### SUPPLIED INFORMATION ###

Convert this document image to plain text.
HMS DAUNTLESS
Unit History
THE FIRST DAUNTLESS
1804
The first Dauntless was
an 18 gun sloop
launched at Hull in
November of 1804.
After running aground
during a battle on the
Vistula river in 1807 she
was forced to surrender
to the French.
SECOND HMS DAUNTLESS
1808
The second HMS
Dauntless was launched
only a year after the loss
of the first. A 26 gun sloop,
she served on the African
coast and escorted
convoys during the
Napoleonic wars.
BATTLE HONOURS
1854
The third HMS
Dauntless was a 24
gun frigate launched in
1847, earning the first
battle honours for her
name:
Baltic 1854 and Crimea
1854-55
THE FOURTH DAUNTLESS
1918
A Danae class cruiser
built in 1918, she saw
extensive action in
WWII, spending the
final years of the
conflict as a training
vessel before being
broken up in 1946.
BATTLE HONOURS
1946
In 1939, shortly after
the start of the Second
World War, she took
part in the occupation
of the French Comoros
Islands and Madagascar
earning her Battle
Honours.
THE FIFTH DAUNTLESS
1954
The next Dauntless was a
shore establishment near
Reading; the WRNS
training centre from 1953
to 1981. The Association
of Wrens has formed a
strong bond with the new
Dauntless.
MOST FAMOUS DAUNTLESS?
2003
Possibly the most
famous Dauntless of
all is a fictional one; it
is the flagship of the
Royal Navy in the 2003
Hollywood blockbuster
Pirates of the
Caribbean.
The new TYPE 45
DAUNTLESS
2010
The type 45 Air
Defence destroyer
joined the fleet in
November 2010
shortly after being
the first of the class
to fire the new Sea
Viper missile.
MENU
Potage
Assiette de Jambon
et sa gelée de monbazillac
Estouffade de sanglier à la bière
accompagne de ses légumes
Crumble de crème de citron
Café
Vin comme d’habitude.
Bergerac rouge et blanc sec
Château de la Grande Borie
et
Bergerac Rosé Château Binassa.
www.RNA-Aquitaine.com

###

▸ WHAT YOU SHOULD DO
Retype the records above exactly.

▸ SOLUTION TO THIS PROBLEM
Convert this document image to plain text.
HMS DAUNTLESS
Unit History
THE FIRST DAUNTLESS
1804
The first Dauntless was
an 18 gun sloop
launched at Hull in
November of 1804.
After running aground
during a battle on the
Vistula river in 1807 she
was forced to surrender
to the French.
SECOND HMS DAUNTLESS
1808
The second HMS
Dauntless was launched
only a year after the loss
of the first. A 26 gun sloop,
she served on the African
coast and escorted
convoys during the
Napoleonic wars.
BATTLE HONOURS
1854
The third HMS
Dauntless was a 24
gun frigate launched in
1847, earning the first
battle honours for her
name:
Baltic 1854 and Crimea
1854-55
THE FOURTH DAUNTLESS
1918
A Danae class cruiser
built in 1918, she saw
extensive action in
WWII, spending the
final years of the
conflict as a training
vessel before being
broken up in 1946.
BATTLE HONOURS
1946
In 1939, shortly after
the start of the Second
World War, she took
part in the occupation
of the French Comoros
Islands and Madagascar
earning her Battle
Honours.
THE FIFTH DAUNTLESS
1954
The next Dauntless was a
shore establishment near
Reading; the WRNS
training centre from 1953
to 1981. The Association
of Wrens has formed a
strong bond with the new
Dauntless.
MOST FAMOUS DAUNTLESS?
2003
Possibly the most
famous Dauntless of
all is a fictional one; it
is the flagship of the
Royal Navy in the 2003
Hollywood blockbuster
Pirates of the
Caribbean.
The new TYPE 45
DAUNTLESS
2010
The type 45 Air
Defence destroyer
joined the fleet in
November 2010
shortly after being
the first of the class
to fire the new Sea
Viper missile.
MENU
Potage
Assiette de Jambon
et sa gelée de monbazillac
Estouffade de sanglier à la bière
accompagne de ses légumes
Crumble de crème de citron
Café
Vin comme d’habitude.
Bergerac rouge et blanc sec
Château de la Grande Borie
et
Bergerac Rosé Château Binassa.
www.RNA-Aquitaine.com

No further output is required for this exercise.